-
Notifications
You must be signed in to change notification settings - Fork 309
Open
Labels
Description
Describe the bug
When following the sample example in the EAGLE speculative decoding training on an 8xB200 node, FSDP is used by default but crashes due to some incompatibility / unavailability of FSDP2.
Broken as of #922
Steps/Code to reproduce bug
Follow the default, Llama 3.2-1B EAGLE3 online training from the README:
./launch_train.sh --model meta-llama/Llama-3.2-1B-Instruct\
--output_dir temp_logs/ \
--data input_conversations/daring-anteater.jsonl \
--num_epochs 1 \
--eagle_config eagle_config.json --ar_validate_steps -1 --train_bs 1
Crash log:
[rank2]: Traceback (most recent call last):
[rank2]: File "/root/eagle/ModelOptNew/examples/speculative_decoding/main.py", line 255, in <module>
[rank2]: train()
[rank2]: File "/root/eagle/ModelOptNew/examples/speculative_decoding/main.py", line 233, in train
[rank2]: trainer = EagleTrainerWithAccLog(
[rank2]: File "/root/eagle/ModelOptNew/.venv/lib/python3.10/site-packages/transformers/utils/deprecation.py", line 172, in wrapped_func
[rank2]: return func(*args, **kwargs)

Work to do
1: In the bug report, what kind of node was the EAGLE speculative decoding training run on?
2: Please reproduce word for word the stretch of the bug report from "Broken as of" through "[rank2]: train()".
3: Extend the EAGLE training bug report onward from the point where it stops.
The lines after the bug report have nothing to do with it.

Stored data
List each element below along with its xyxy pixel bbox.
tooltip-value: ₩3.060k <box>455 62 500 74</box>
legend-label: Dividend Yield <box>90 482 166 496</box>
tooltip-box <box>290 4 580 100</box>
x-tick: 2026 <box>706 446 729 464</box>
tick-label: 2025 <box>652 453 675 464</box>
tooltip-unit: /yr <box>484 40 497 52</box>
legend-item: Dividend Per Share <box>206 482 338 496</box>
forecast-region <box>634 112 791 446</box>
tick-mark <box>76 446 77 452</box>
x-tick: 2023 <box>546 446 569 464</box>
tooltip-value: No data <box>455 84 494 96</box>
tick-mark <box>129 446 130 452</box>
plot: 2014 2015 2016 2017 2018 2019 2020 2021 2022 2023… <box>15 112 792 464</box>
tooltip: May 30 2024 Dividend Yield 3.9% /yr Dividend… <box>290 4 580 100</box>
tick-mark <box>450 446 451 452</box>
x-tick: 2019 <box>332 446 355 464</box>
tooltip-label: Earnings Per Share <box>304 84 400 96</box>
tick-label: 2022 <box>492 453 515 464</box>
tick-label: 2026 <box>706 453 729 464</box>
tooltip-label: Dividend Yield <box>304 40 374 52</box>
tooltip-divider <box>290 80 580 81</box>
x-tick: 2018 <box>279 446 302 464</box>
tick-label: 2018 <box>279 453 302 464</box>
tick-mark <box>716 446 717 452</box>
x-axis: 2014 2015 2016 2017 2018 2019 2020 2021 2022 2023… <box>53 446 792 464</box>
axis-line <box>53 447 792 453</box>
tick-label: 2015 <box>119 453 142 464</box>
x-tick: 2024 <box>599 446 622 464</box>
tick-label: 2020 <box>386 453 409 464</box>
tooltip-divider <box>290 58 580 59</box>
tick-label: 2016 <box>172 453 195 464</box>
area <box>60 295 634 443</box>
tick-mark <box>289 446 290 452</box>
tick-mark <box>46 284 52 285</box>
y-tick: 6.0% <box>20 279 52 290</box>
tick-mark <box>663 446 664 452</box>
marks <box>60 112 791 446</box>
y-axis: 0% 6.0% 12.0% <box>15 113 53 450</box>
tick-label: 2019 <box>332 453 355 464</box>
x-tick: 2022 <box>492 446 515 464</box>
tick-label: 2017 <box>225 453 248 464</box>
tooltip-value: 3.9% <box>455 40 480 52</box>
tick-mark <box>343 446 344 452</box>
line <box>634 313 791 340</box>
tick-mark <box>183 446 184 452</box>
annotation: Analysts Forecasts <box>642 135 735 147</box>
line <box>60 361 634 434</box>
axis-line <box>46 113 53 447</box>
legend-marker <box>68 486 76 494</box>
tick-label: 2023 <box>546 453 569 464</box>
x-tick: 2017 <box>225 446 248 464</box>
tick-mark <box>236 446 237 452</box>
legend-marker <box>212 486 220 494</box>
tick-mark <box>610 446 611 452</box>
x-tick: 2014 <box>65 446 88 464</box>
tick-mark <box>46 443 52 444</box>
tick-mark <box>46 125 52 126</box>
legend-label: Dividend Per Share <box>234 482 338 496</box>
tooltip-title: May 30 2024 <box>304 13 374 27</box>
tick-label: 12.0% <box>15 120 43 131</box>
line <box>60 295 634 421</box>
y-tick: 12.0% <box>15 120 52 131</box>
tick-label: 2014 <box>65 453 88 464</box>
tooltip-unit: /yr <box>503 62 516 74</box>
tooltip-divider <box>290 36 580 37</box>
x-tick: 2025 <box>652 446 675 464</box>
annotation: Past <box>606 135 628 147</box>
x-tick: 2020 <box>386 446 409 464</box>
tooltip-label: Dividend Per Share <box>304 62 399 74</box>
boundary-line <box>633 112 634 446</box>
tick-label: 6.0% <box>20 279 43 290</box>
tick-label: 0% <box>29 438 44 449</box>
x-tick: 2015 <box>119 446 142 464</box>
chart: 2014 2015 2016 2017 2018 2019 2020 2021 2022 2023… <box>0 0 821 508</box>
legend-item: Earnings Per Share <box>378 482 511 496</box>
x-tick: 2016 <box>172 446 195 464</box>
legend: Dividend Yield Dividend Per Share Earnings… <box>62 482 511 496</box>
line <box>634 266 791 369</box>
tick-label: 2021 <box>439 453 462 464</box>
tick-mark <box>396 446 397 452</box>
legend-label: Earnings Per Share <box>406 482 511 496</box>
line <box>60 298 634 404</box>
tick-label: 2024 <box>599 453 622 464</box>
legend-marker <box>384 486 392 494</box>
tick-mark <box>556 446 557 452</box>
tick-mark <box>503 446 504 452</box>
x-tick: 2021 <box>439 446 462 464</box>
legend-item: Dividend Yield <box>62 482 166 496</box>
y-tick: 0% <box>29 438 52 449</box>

Per-task answers
1: An 8xB200 node.

2:
Broken as of #922
Steps/Code to reproduce bug
Follow the default, Llama 3.2-1B EAGLE3 online training from the README:
./launch_train.sh --model meta-llama/Llama-3.2-1B-Instruct\
--output_dir temp_logs/ \
--data input_conversations/daring-anteater.jsonl \
--num_epochs 1 \
--eagle_config eagle_config.json --ar_validate_steps -1 --train_bs 1
Crash log:
[rank2]: Traceback (most recent call last):
[rank2]: File "/root/eagle/ModelOptNew/examples/speculative_decoding/main.py", line 255, in <module>
[rank2]: train()

3:
[rank2]: File "/root/eagle/ModelOptNew/.venv/lib/python3.10/site-packages/transformers/trainer.py", line 458, in __init__
[rank2]: self.create_accelerator_and_postprocess()
[rank2]: File "/root/eagle/ModelOptNew/.venv/lib/python3.10/site-packages/transformers/trainer.py", line 5512, in create_accelerator_and_postprocess
[rank2]: self.accelerator = Accelerator(**args)
[rank2]: File "/root/eagle/ModelOptNew/.venv/lib/python3.10/site-packages/accelerate/accelerator.py", line 475, in __init__
[rank2]: self.parallelism_config._validate_accelerator(self)
[rank2]: File "/root/eagle/ModelOptNew/.venv/lib/python3.10/site-packages/accelerate/parallelism_config.py", line 364, in _validate_accelerator
[rank2]: raise ValueError(
[rank2]: ValueError: ParallelismConfig is only compatible DistributedType.FSDP (version 2) or DistributedType.Multi{Device} or DistributedType.DEEPSPEED, but got FSDP.
Expected behavior
Should not crash, should use pure DP (old behaviour) and not FSDP (new behaviour) (is there a difference when all the params can fit on one GPU?)
Who can help?
System information
- Container used (if applicable): ?
- OS (e.g., Ubuntu 22.04, CentOS 7, Windows 10): Ubuntu 22.04.5 LTS
- CPU architecture (x86_64, aarch64): x86_64
- GPU name (e.g. H100, A100, L40S): NVIDIA B200
- GPU memory size: 179.1 GB
- Number of GPUs: 8
- Library versions (if applicable):
- Python: 3.10.12
- ModelOpt version or commit hash: 0.43.0.dev110+g1070d895d
- CUDA: ?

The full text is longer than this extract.